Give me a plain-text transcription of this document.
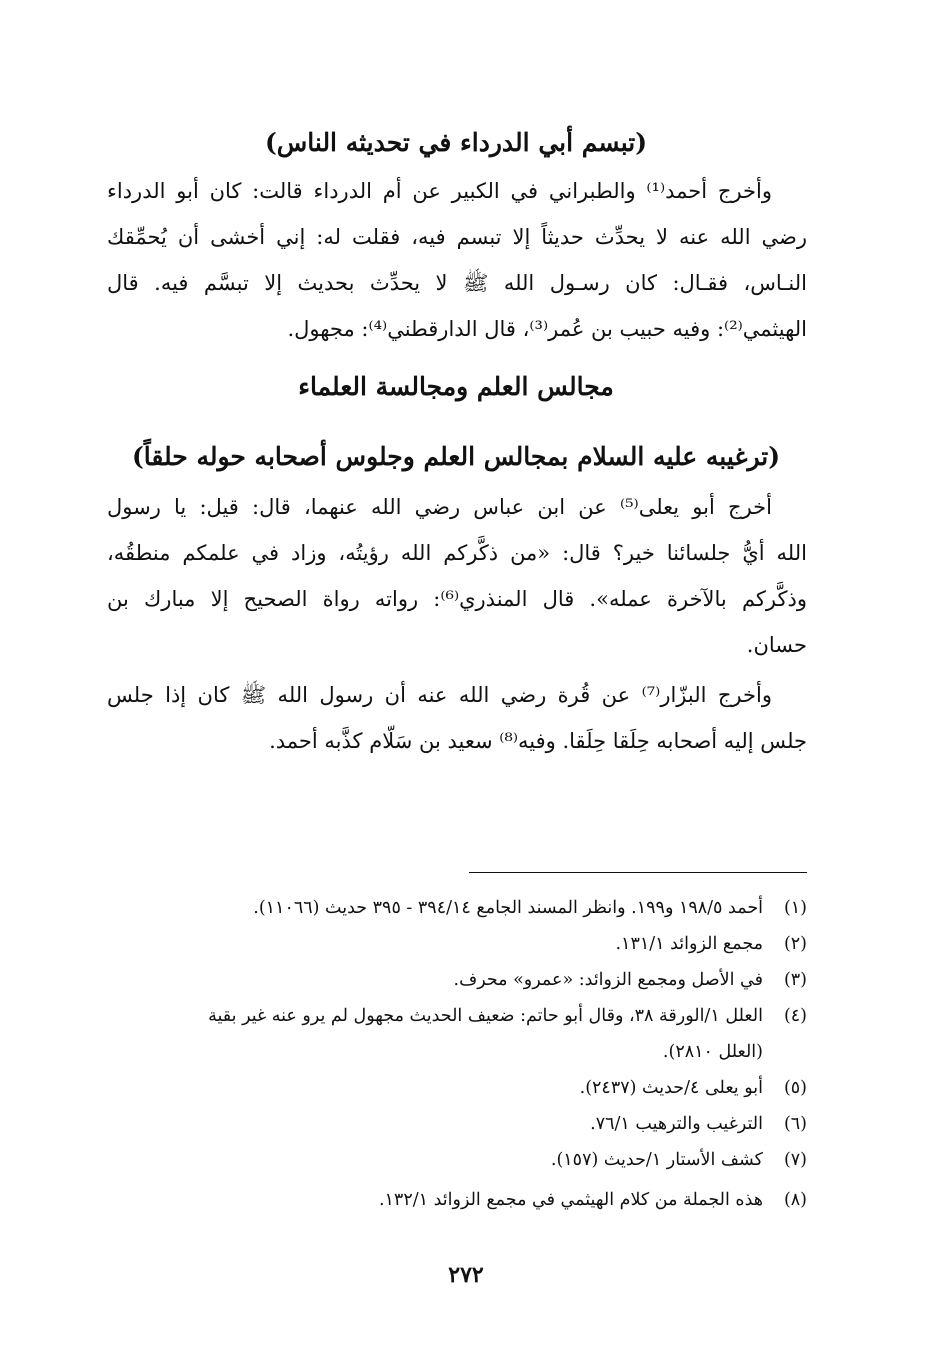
(تبسم أبي الدرداء في تحديثه الناس)
وأخرج أحمد⁽¹⁾ والطبراني في الكبير عن أم الدرداء قالت: كان أبو الدرداء
رضي الله عنه لا يحدِّث حديثاً إلا تبسم فيه، فقلت له: إني أخشى أن يُحمِّقك
النـاس، فقـال: كان رسـول الله ﷺ لا يحدِّث بحديث إلا تبسَّم فيه. قال
الهيثمي⁽²⁾: وفيه حبيب بن عُمر⁽³⁾، قال الدارقطني⁽⁴⁾: مجهول.
مجالس العلم ومجالسة العلماء
(ترغيبه عليه السلام بمجالس العلم وجلوس أصحابه حوله حلقاً)
أخرج أبو يعلى⁽⁵⁾ عن ابن عباس رضي الله عنهما، قال: قيل: يا رسول
الله أيُّ جلسائنا خير؟ قال: «من ذكَّركم الله رؤيتُه، وزاد في علمكم منطقُه،
وذكَّركم بالآخرة عمله». قال المنذري⁽⁶⁾: رواته رواة الصحيح إلا مبارك بن
حسان.
وأخرج البزّار⁽⁷⁾ عن قُرة رضي الله عنه أن رسول الله ﷺ كان إذا جلس
جلس إليه أصحابه حِلَقا حِلَقا. وفيه⁽⁸⁾ سعيد بن سَلّام كذَّبه أحمد.
(١)
أحمد ١٩٨/٥ و١٩٩. وانظر المسند الجامع ٣٩٤/١٤ - ٣٩٥ حديث (١١٠٦٦).
(٢)
مجمع الزوائد ١٣١/١.
(٣)
في الأصل ومجمع الزوائد: «عمرو» محرف.
(٤)
العلل ١/الورقة ٣٨، وقال أبو حاتم: ضعيف الحديث مجهول لم يرو عنه غير بقية
(العلل ٢٨١٠).
(٥)
أبو يعلى ٤/حديث (٢٤٣٧).
(٦)
الترغيب والترهيب ٧٦/١.
(٧)
كشف الأستار ١/حديث (١٥٧).
(٨)
هذه الجملة من كلام الهيثمي في مجمع الزوائد ١٣٢/١.
٢٧٢
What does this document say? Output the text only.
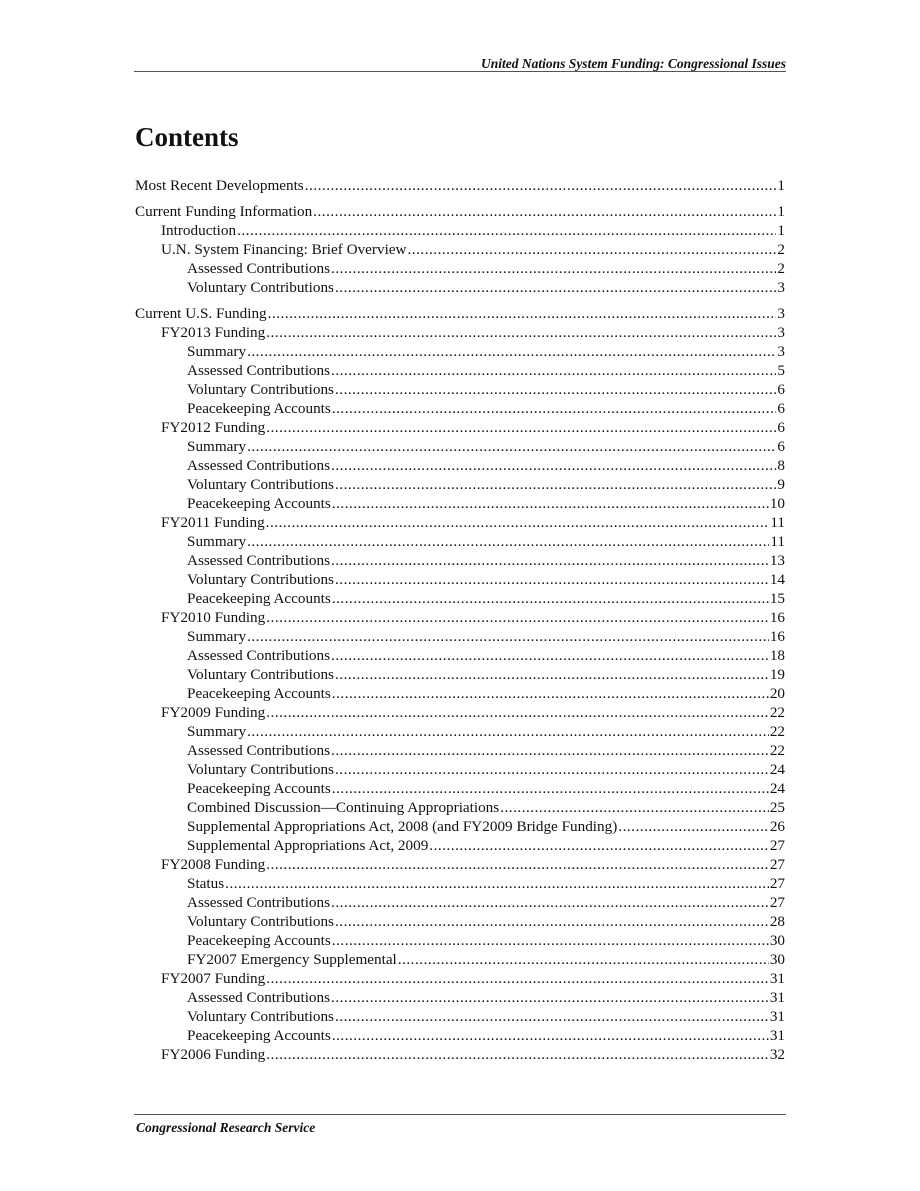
United Nations System Funding: Congressional Issues
Contents
Most Recent Developments .....	1
Current Funding Information .....	1
Introduction .....	1
U.N. System Financing: Brief Overview .....	2
Assessed Contributions .....	2
Voluntary Contributions .....	3
Current U.S. Funding .....	3
FY2013 Funding .....	3
Summary .....	3
Assessed Contributions .....	5
Voluntary Contributions .....	6
Peacekeeping Accounts .....	6
FY2012 Funding .....	6
Summary .....	6
Assessed Contributions .....	8
Voluntary Contributions .....	9
Peacekeeping Accounts .....	10
FY2011 Funding .....	11
Summary .....	11
Assessed Contributions .....	13
Voluntary Contributions .....	14
Peacekeeping Accounts .....	15
FY2010 Funding .....	16
Summary .....	16
Assessed Contributions .....	18
Voluntary Contributions .....	19
Peacekeeping Accounts .....	20
FY2009 Funding .....	22
Summary .....	22
Assessed Contributions .....	22
Voluntary Contributions .....	24
Peacekeeping Accounts .....	24
Combined Discussion—Continuing Appropriations .....	25
Supplemental Appropriations Act, 2008 (and FY2009 Bridge Funding) .....	26
Supplemental Appropriations Act, 2009 .....	27
FY2008 Funding .....	27
Status .....	27
Assessed Contributions .....	27
Voluntary Contributions .....	28
Peacekeeping Accounts .....	30
FY2007 Emergency Supplemental .....	30
FY2007 Funding .....	31
Assessed Contributions .....	31
Voluntary Contributions .....	31
Peacekeeping Accounts .....	31
FY2006 Funding .....	32
Congressional Research Service
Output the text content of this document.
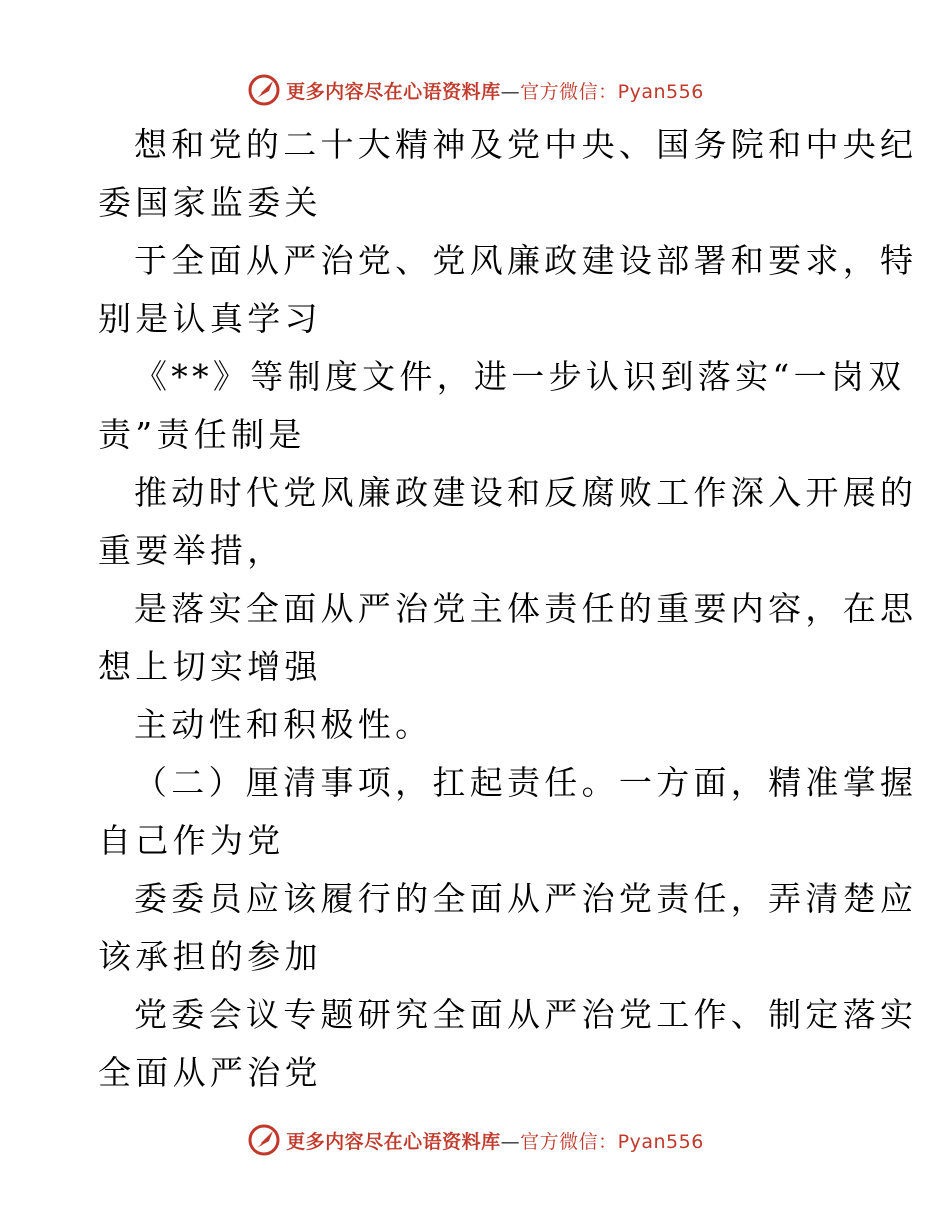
更多内容尽在心语资料库—官方微信：Pyan556
想和党的二十大精神及党中央、国务院和中央纪
委国家监委关
于全面从严治党、党风廉政建设部署和要求，特
别是认真学习
《**》等制度文件，进一步认识到落实“一岗双
责”责任制是
推动时代党风廉政建设和反腐败工作深入开展的
重要举措，
是落实全面从严治党主体责任的重要内容，在思
想上切实增强
主动性和积极性。
（二）厘清事项，扛起责任。一方面，精准掌握
自己作为党
委委员应该履行的全面从严治党责任，弄清楚应
该承担的参加
党委会议专题研究全面从严治党工作、制定落实
全面从严治党
更多内容尽在心语资料库—官方微信：Pyan556
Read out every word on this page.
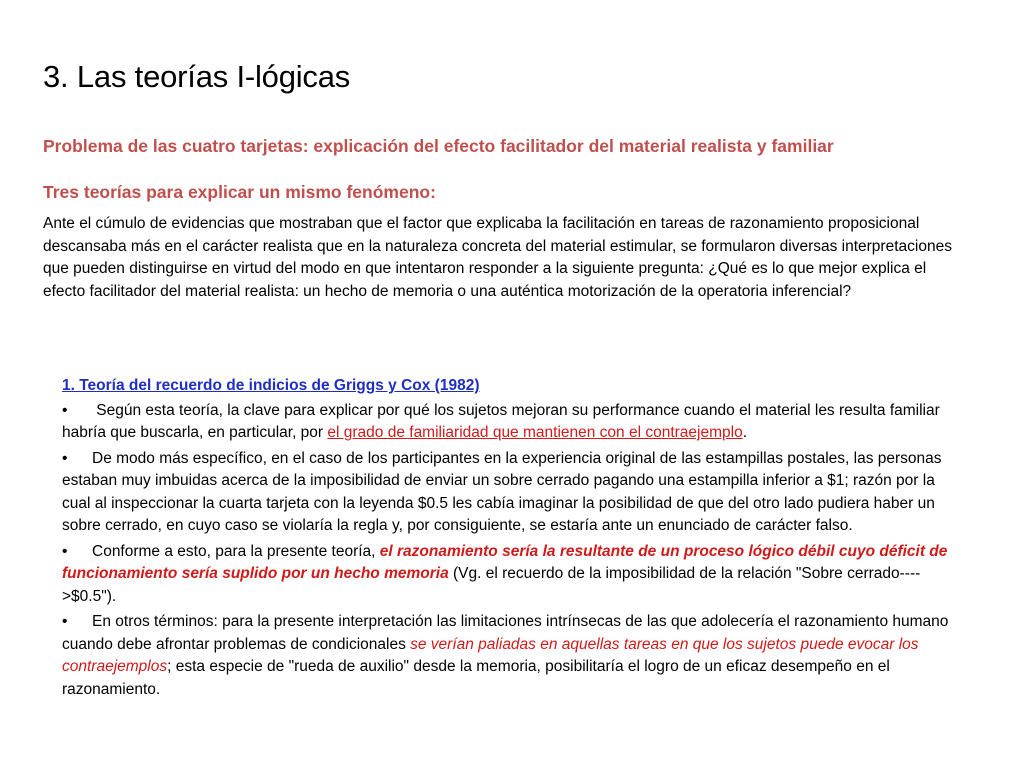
3. Las teorías I-lógicas

Problema de las cuatro tarjetas: explicación del efecto facilitador del material realista y familiar

Tres teorías para explicar un mismo fenómeno:

Ante el cúmulo de evidencias que mostraban que el factor que explicaba la facilitación en tareas de razonamiento proposicional descansaba más en el carácter realista que en la naturaleza concreta del material estimular, se formularon diversas interpretaciones que pueden distinguirse en virtud del modo en que intentaron responder a la siguiente pregunta: ¿Qué es lo que mejor explica el efecto facilitador del material realista: un hecho de memoria o una auténtica motorización de la operatoria inferencial?

1. Teoría del recuerdo de indicios de Griggs y Cox (1982)

• Según esta teoría, la clave para explicar por qué los sujetos mejoran su performance cuando el material les resulta familiar habría que buscarla, en particular, por el grado de familiaridad que mantienen con el contraejemplo.

• De modo más específico, en el caso de los participantes en la experiencia original de las estampillas postales, las personas estaban muy imbuidas acerca de la imposibilidad de enviar un sobre cerrado pagando una estampilla inferior a $1; razón por la cual al inspeccionar la cuarta tarjeta con la leyenda $0.5 les cabía imaginar la posibilidad de que del otro lado pudiera haber un sobre cerrado, en cuyo caso se violaría la regla y, por consiguiente, se estaría ante un enunciado de carácter falso.

• Conforme a esto, para la presente teoría, el razonamiento sería la resultante de un proceso lógico débil cuyo déficit de funcionamiento sería suplido por un hecho memoria (Vg. el recuerdo de la imposibilidad de la relación "Sobre cerrado---->$0.5").

• En otros términos: para la presente interpretación las limitaciones intrínsecas de las que adolecería el razonamiento humano cuando debe afrontar problemas de condicionales se verían paliadas en aquellas tareas en que los sujetos puede evocar los contraejemplos; esta especie de "rueda de auxilio" desde la memoria, posibilitaría el logro de un eficaz desempeño en el razonamiento.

» **DO THIS**
Of the lines in this data, how many contain "teorías"? Reply with only the number.

» **SOLVED PROBLEM**
2